▶ Extracted material
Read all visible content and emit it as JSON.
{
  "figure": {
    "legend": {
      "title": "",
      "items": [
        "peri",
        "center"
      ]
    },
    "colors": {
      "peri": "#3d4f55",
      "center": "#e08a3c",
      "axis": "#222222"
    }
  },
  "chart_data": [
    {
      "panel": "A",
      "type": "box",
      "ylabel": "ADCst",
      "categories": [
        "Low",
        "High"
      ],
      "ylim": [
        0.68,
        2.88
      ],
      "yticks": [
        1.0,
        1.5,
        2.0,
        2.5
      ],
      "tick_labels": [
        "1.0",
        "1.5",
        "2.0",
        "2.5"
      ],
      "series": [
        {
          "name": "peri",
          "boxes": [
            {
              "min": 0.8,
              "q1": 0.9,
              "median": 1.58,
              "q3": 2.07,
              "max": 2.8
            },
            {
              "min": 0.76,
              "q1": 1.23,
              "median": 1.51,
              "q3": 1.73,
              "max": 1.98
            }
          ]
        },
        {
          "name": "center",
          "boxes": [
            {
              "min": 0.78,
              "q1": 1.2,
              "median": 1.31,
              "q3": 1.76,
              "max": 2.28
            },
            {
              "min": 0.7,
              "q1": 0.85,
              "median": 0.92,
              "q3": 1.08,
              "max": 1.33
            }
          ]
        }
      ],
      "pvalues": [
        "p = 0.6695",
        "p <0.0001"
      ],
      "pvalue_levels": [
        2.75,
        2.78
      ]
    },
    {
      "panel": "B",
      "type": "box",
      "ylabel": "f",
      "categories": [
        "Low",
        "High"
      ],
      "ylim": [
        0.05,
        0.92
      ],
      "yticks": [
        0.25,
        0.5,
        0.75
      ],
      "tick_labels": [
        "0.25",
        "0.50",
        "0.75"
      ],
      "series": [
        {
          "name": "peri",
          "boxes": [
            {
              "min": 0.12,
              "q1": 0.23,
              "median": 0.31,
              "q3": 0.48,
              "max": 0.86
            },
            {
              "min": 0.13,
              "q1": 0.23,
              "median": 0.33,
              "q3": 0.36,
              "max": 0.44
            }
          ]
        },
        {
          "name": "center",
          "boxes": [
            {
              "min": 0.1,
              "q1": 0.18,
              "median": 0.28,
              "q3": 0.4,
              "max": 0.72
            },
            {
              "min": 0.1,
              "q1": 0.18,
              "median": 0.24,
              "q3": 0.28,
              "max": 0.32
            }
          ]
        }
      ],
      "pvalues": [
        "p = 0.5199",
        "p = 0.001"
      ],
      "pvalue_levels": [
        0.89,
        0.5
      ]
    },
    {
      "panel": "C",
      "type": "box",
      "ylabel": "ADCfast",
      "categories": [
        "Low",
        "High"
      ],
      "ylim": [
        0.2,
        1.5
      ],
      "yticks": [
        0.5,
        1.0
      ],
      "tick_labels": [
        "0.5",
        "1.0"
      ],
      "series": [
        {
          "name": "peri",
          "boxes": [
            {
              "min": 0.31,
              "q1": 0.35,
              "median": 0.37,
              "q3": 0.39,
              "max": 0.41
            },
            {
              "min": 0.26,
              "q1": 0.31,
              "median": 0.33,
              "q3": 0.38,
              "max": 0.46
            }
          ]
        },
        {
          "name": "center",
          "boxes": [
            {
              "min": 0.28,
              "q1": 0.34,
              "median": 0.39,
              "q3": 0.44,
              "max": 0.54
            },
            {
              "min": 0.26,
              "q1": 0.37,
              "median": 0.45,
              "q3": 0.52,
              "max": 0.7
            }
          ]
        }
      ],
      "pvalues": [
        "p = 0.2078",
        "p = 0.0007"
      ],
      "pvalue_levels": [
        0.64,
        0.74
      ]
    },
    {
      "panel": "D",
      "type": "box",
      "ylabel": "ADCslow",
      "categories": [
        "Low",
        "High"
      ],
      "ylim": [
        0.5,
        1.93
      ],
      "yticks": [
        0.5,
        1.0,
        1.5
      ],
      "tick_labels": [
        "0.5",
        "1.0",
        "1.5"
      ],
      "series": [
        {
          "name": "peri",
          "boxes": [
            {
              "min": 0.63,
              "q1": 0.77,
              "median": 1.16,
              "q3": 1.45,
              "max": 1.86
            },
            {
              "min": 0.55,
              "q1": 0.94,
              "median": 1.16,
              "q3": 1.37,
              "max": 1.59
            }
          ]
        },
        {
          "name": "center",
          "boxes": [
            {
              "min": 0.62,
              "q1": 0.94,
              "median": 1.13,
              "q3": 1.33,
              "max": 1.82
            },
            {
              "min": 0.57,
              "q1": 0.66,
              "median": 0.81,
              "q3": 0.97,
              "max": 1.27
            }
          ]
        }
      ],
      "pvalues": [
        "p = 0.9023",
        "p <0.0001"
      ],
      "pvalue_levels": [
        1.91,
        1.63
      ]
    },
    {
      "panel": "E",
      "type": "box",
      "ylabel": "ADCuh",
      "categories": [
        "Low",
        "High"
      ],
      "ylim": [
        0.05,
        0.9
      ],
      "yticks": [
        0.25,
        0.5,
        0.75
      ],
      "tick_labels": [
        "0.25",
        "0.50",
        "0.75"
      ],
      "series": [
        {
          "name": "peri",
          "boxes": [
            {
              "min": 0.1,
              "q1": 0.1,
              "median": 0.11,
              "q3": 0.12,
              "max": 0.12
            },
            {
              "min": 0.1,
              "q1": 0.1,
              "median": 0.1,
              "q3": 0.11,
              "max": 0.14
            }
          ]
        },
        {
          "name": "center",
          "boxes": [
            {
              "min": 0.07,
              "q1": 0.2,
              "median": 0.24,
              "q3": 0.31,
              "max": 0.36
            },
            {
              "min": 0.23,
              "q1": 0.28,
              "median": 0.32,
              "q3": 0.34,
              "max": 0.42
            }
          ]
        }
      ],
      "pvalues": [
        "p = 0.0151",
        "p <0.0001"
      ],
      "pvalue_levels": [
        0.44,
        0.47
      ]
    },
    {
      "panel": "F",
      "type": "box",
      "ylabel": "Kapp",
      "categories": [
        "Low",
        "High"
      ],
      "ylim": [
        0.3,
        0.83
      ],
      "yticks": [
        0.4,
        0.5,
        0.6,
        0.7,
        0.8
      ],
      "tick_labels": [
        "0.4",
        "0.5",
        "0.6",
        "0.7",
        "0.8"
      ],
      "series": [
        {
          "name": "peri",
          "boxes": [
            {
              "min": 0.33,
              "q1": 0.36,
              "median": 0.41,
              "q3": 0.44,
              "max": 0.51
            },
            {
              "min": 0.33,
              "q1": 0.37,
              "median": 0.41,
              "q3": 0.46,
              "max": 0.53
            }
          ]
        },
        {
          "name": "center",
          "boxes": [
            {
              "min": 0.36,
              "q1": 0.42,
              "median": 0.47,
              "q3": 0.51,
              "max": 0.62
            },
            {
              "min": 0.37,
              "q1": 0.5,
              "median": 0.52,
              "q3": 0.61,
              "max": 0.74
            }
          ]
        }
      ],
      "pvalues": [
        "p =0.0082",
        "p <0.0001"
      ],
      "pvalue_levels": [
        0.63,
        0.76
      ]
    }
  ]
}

▶ Your objective
Set down all of the entries exactly, please.

▶ Response for this exercise
Read all visible content and emit it as JSON.
{
  "figure": {
    "legend": {
      "title": "",
      "items": [
        "peri",
        "center"
      ]
    },
    "colors": {
      "peri": "#3d4f55",
      "center": "#e08a3c",
      "axis": "#222222"
    }
  },
  "chart_data": [
    {
      "panel": "A",
      "type": "box",
      "ylabel": "ADCst",
      "categories": [
        "Low",
        "High"
      ],
      "ylim": [
        0.68,
        2.88
      ],
      "yticks": [
        1.0,
        1.5,
        2.0,
        2.5
      ],
      "tick_labels": [
        "1.0",
        "1.5",
        "2.0",
        "2.5"
      ],
      "series": [
        {
          "name": "peri",
          "boxes": [
            {
              "min": 0.8,
              "q1": 0.9,
              "median": 1.58,
              "q3": 2.07,
              "max": 2.8
            },
            {
              "min": 0.76,
              "q1": 1.23,
              "median": 1.51,
              "q3": 1.73,
              "max": 1.98
            }
          ]
        },
        {
          "name": "center",
          "boxes": [
            {
              "min": 0.78,
              "q1": 1.2,
              "median": 1.31,
              "q3": 1.76,
              "max": 2.28
            },
            {
              "min": 0.7,
              "q1": 0.85,
              "median": 0.92,
              "q3": 1.08,
              "max": 1.33
            }
          ]
        }
      ],
      "pvalues": [
        "p = 0.6695",
        "p <0.0001"
      ],
      "pvalue_levels": [
        2.75,
        2.78
      ]
    },
    {
      "panel": "B",
      "type": "box",
      "ylabel": "f",
      "categories": [
        "Low",
        "High"
      ],
      "ylim": [
        0.05,
        0.92
      ],
      "yticks": [
        0.25,
        0.5,
        0.75
      ],
      "tick_labels": [
        "0.25",
        "0.50",
        "0.75"
      ],
      "series": [
        {
          "name": "peri",
          "boxes": [
            {
              "min": 0.12,
              "q1": 0.23,
              "median": 0.31,
              "q3": 0.48,
              "max": 0.86
            },
            {
              "min": 0.13,
              "q1": 0.23,
              "median": 0.33,
              "q3": 0.36,
              "max": 0.44
            }
          ]
        },
        {
          "name": "center",
          "boxes": [
            {
              "min": 0.1,
              "q1": 0.18,
              "median": 0.28,
              "q3": 0.4,
              "max": 0.72
            },
            {
              "min": 0.1,
              "q1": 0.18,
              "median": 0.24,
              "q3": 0.28,
              "max": 0.32
            }
          ]
        }
      ],
      "pvalues": [
        "p = 0.5199",
        "p = 0.001"
      ],
      "pvalue_levels": [
        0.89,
        0.5
      ]
    },
    {
      "panel": "C",
      "type": "box",
      "ylabel": "ADCfast",
      "categories": [
        "Low",
        "High"
      ],
      "ylim": [
        0.2,
        1.5
      ],
      "yticks": [
        0.5,
        1.0
      ],
      "tick_labels": [
        "0.5",
        "1.0"
      ],
      "series": [
        {
          "name": "peri",
          "boxes": [
            {
              "min": 0.31,
              "q1": 0.35,
              "median": 0.37,
              "q3": 0.39,
              "max": 0.41
            },
            {
              "min": 0.26,
              "q1": 0.31,
              "median": 0.33,
              "q3": 0.38,
              "max": 0.46
            }
          ]
        },
        {
          "name": "center",
          "boxes": [
            {
              "min": 0.28,
              "q1": 0.34,
              "median": 0.39,
              "q3": 0.44,
              "max": 0.54
            },
            {
              "min": 0.26,
              "q1": 0.37,
              "median": 0.45,
              "q3": 0.52,
              "max": 0.7
            }
          ]
        }
      ],
      "pvalues": [
        "p = 0.2078",
        "p = 0.0007"
      ],
      "pvalue_levels": [
        0.64,
        0.74
      ]
    },
    {
      "panel": "D",
      "type": "box",
      "ylabel": "ADCslow",
      "categories": [
        "Low",
        "High"
      ],
      "ylim": [
        0.5,
        1.93
      ],
      "yticks": [
        0.5,
        1.0,
        1.5
      ],
      "tick_labels": [
        "0.5",
        "1.0",
        "1.5"
      ],
      "series": [
        {
          "name": "peri",
          "boxes": [
            {
              "min": 0.63,
              "q1": 0.77,
              "median": 1.16,
              "q3": 1.45,
              "max": 1.86
            },
            {
              "min": 0.55,
              "q1": 0.94,
              "median": 1.16,
              "q3": 1.37,
              "max": 1.59
            }
          ]
        },
        {
          "name": "center",
          "boxes": [
            {
              "min": 0.62,
              "q1": 0.94,
              "median": 1.13,
              "q3": 1.33,
              "max": 1.82
            },
            {
              "min": 0.57,
              "q1": 0.66,
              "median": 0.81,
              "q3": 0.97,
              "max": 1.27
            }
          ]
        }
      ],
      "pvalues": [
        "p = 0.9023",
        "p <0.0001"
      ],
      "pvalue_levels": [
        1.91,
        1.63
      ]
    },
    {
      "panel": "E",
      "type": "box",
      "ylabel": "ADCuh",
      "categories": [
        "Low",
        "High"
      ],
      "ylim": [
        0.05,
        0.9
      ],
      "yticks": [
        0.25,
        0.5,
        0.75
      ],
      "tick_labels": [
        "0.25",
        "0.50",
        "0.75"
      ],
      "series": [
        {
          "name": "peri",
          "boxes": [
            {
              "min": 0.1,
              "q1": 0.1,
              "median": 0.11,
              "q3": 0.12,
              "max": 0.12
            },
            {
              "min": 0.1,
              "q1": 0.1,
              "median": 0.1,
              "q3": 0.11,
              "max": 0.14
            }
          ]
        },
        {
          "name": "center",
          "boxes": [
            {
              "min": 0.07,
              "q1": 0.2,
              "median": 0.24,
              "q3": 0.31,
              "max": 0.36
            },
            {
              "min": 0.23,
              "q1": 0.28,
              "median": 0.32,
              "q3": 0.34,
              "max": 0.42
            }
          ]
        }
      ],
      "pvalues": [
        "p = 0.0151",
        "p <0.0001"
      ],
      "pvalue_levels": [
        0.44,
        0.47
      ]
    },
    {
      "panel": "F",
      "type": "box",
      "ylabel": "Kapp",
      "categories": [
        "Low",
        "High"
      ],
      "ylim": [
        0.3,
        0.83
      ],
      "yticks": [
        0.4,
        0.5,
        0.6,
        0.7,
        0.8
      ],
      "tick_labels": [
        "0.4",
        "0.5",
        "0.6",
        "0.7",
        "0.8"
      ],
      "series": [
        {
          "name": "peri",
          "boxes": [
            {
              "min": 0.33,
              "q1": 0.36,
              "median": 0.41,
              "q3": 0.44,
              "max": 0.51
            },
            {
              "min": 0.33,
              "q1": 0.37,
              "median": 0.41,
              "q3": 0.46,
              "max": 0.53
            }
          ]
        },
        {
          "name": "center",
          "boxes": [
            {
              "min": 0.36,
              "q1": 0.42,
              "median": 0.47,
              "q3": 0.51,
              "max": 0.62
            },
            {
              "min": 0.37,
              "q1": 0.5,
              "median": 0.52,
              "q3": 0.61,
              "max": 0.74
            }
          ]
        }
      ],
      "pvalues": [
        "p =0.0082",
        "p <0.0001"
      ],
      "pvalue_levels": [
        0.63,
        0.76
      ]
    }
  ]
}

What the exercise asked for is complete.